SHORT TASK ▸ Reproduce the material exactly, omitting nothing.

Dataset items ▸
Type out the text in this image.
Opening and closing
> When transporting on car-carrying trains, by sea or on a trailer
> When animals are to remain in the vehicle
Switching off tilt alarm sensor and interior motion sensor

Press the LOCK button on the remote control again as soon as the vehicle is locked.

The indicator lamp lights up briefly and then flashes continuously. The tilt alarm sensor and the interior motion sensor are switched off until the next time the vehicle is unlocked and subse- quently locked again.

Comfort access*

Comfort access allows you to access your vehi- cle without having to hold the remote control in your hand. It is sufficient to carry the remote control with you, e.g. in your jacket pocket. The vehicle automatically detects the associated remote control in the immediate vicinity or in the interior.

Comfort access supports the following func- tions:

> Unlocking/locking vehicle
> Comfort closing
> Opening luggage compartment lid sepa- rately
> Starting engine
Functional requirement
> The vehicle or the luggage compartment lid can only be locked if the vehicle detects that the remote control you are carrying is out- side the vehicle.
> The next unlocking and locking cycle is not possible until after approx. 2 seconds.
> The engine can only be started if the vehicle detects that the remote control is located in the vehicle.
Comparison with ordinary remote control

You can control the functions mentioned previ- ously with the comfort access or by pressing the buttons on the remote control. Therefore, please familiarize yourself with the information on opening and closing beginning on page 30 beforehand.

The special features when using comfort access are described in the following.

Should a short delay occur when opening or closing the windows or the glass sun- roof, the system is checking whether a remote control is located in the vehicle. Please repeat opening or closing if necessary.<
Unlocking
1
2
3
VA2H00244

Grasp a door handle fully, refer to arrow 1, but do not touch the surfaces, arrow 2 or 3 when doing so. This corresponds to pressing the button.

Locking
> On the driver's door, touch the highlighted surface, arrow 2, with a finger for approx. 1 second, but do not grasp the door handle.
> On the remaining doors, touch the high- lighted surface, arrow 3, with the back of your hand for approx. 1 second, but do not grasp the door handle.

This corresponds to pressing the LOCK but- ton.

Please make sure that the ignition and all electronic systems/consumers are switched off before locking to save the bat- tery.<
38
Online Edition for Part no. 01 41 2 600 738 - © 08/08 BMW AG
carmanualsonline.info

COMPLETE ANSWER ▸
Type out the text in this image.
Opening and closing
> When transporting on car-carrying trains, by sea or on a trailer
> When animals are to remain in the vehicle
Switching off tilt alarm sensor and interior motion sensor

Press the LOCK button on the remote control again as soon as the vehicle is locked.

The indicator lamp lights up briefly and then flashes continuously. The tilt alarm sensor and the interior motion sensor are switched off until the next time the vehicle is unlocked and subse- quently locked again.

Comfort access*

Comfort access allows you to access your vehi- cle without having to hold the remote control in your hand. It is sufficient to carry the remote control with you, e.g. in your jacket pocket. The vehicle automatically detects the associated remote control in the immediate vicinity or in the interior.

Comfort access supports the following func- tions:

> Unlocking/locking vehicle
> Comfort closing
> Opening luggage compartment lid sepa- rately
> Starting engine
Functional requirement
> The vehicle or the luggage compartment lid can only be locked if the vehicle detects that the remote control you are carrying is out- side the vehicle.
> The next unlocking and locking cycle is not possible until after approx. 2 seconds.
> The engine can only be started if the vehicle detects that the remote control is located in the vehicle.
Comparison with ordinary remote control

You can control the functions mentioned previ- ously with the comfort access or by pressing the buttons on the remote control. Therefore, please familiarize yourself with the information on opening and closing beginning on page 30 beforehand.

The special features when using comfort access are described in the following.

Should a short delay occur when opening or closing the windows or the glass sun- roof, the system is checking whether a remote control is located in the vehicle. Please repeat opening or closing if necessary.<
Unlocking
1
2
3
VA2H00244

Grasp a door handle fully, refer to arrow 1, but do not touch the surfaces, arrow 2 or 3 when doing so. This corresponds to pressing the button.

Locking
> On the driver's door, touch the highlighted surface, arrow 2, with a finger for approx. 1 second, but do not grasp the door handle.
> On the remaining doors, touch the high- lighted surface, arrow 3, with the back of your hand for approx. 1 second, but do not grasp the door handle.

This corresponds to pressing the LOCK but- ton.

Please make sure that the ignition and all electronic systems/consumers are switched off before locking to save the bat- tery.<
38
Online Edition for Part no. 01 41 2 600 738 - © 08/08 BMW AG
carmanualsonline.info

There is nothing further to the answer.